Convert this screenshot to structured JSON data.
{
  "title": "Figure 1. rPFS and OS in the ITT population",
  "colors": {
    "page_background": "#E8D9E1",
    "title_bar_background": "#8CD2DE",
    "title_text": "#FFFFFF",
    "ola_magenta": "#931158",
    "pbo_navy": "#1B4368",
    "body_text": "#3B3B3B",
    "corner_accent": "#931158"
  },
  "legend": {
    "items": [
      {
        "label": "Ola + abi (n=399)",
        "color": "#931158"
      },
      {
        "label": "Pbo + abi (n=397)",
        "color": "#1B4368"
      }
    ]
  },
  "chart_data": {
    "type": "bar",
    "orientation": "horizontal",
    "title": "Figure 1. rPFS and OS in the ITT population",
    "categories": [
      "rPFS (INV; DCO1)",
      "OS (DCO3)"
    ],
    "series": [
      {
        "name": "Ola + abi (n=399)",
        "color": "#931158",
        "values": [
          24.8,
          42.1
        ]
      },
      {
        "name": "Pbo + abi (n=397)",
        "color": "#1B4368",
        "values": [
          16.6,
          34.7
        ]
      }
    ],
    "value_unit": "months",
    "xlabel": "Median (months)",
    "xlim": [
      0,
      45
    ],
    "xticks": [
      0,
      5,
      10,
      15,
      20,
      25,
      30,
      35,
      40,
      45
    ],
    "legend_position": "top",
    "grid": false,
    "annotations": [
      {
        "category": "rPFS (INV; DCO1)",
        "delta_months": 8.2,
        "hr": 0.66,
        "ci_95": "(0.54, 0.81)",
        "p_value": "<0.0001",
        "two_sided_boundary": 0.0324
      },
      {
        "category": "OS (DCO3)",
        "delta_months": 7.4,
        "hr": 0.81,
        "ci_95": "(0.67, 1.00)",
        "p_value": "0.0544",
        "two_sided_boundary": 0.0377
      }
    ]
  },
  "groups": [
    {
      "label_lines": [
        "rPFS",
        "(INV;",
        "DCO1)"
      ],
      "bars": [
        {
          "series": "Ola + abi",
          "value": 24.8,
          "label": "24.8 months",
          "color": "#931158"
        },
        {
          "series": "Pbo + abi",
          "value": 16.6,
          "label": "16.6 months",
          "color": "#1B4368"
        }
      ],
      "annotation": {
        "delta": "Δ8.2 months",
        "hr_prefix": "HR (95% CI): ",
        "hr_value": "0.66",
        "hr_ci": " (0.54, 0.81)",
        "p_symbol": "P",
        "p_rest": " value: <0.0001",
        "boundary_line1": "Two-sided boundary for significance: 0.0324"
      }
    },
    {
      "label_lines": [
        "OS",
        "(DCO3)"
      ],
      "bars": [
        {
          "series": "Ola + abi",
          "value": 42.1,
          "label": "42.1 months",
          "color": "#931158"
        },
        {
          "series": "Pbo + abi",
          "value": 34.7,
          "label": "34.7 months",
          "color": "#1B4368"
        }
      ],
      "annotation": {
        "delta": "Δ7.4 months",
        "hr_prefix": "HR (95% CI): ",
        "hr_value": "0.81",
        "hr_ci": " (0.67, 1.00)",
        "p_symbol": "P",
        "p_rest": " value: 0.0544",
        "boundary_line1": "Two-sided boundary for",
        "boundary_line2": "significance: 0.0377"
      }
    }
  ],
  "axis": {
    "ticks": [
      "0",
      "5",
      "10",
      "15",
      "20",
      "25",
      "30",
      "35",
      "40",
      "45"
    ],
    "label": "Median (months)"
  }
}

### Written problem
Transcribe the data above in full, exactly.

### The reply
Convert this screenshot to structured JSON data.
{
  "title": "Figure 1. rPFS and OS in the ITT population",
  "colors": {
    "page_background": "#E8D9E1",
    "title_bar_background": "#8CD2DE",
    "title_text": "#FFFFFF",
    "ola_magenta": "#931158",
    "pbo_navy": "#1B4368",
    "body_text": "#3B3B3B",
    "corner_accent": "#931158"
  },
  "legend": {
    "items": [
      {
        "label": "Ola + abi (n=399)",
        "color": "#931158"
      },
      {
        "label": "Pbo + abi (n=397)",
        "color": "#1B4368"
      }
    ]
  },
  "chart_data": {
    "type": "bar",
    "orientation": "horizontal",
    "title": "Figure 1. rPFS and OS in the ITT population",
    "categories": [
      "rPFS (INV; DCO1)",
      "OS (DCO3)"
    ],
    "series": [
      {
        "name": "Ola + abi (n=399)",
        "color": "#931158",
        "values": [
          24.8,
          42.1
        ]
      },
      {
        "name": "Pbo + abi (n=397)",
        "color": "#1B4368",
        "values": [
          16.6,
          34.7
        ]
      }
    ],
    "value_unit": "months",
    "xlabel": "Median (months)",
    "xlim": [
      0,
      45
    ],
    "xticks": [
      0,
      5,
      10,
      15,
      20,
      25,
      30,
      35,
      40,
      45
    ],
    "legend_position": "top",
    "grid": false,
    "annotations": [
      {
        "category": "rPFS (INV; DCO1)",
        "delta_months": 8.2,
        "hr": 0.66,
        "ci_95": "(0.54, 0.81)",
        "p_value": "<0.0001",
        "two_sided_boundary": 0.0324
      },
      {
        "category": "OS (DCO3)",
        "delta_months": 7.4,
        "hr": 0.81,
        "ci_95": "(0.67, 1.00)",
        "p_value": "0.0544",
        "two_sided_boundary": 0.0377
      }
    ]
  },
  "groups": [
    {
      "label_lines": [
        "rPFS",
        "(INV;",
        "DCO1)"
      ],
      "bars": [
        {
          "series": "Ola + abi",
          "value": 24.8,
          "label": "24.8 months",
          "color": "#931158"
        },
        {
          "series": "Pbo + abi",
          "value": 16.6,
          "label": "16.6 months",
          "color": "#1B4368"
        }
      ],
      "annotation": {
        "delta": "Δ8.2 months",
        "hr_prefix": "HR (95% CI): ",
        "hr_value": "0.66",
        "hr_ci": " (0.54, 0.81)",
        "p_symbol": "P",
        "p_rest": " value: <0.0001",
        "boundary_line1": "Two-sided boundary for significance: 0.0324"
      }
    },
    {
      "label_lines": [
        "OS",
        "(DCO3)"
      ],
      "bars": [
        {
          "series": "Ola + abi",
          "value": 42.1,
          "label": "42.1 months",
          "color": "#931158"
        },
        {
          "series": "Pbo + abi",
          "value": 34.7,
          "label": "34.7 months",
          "color": "#1B4368"
        }
      ],
      "annotation": {
        "delta": "Δ7.4 months",
        "hr_prefix": "HR (95% CI): ",
        "hr_value": "0.81",
        "hr_ci": " (0.67, 1.00)",
        "p_symbol": "P",
        "p_rest": " value: 0.0544",
        "boundary_line1": "Two-sided boundary for",
        "boundary_line2": "significance: 0.0377"
      }
    }
  ],
  "axis": {
    "ticks": [
      "0",
      "5",
      "10",
      "15",
      "20",
      "25",
      "30",
      "35",
      "40",
      "45"
    ],
    "label": "Median (months)"
  }
}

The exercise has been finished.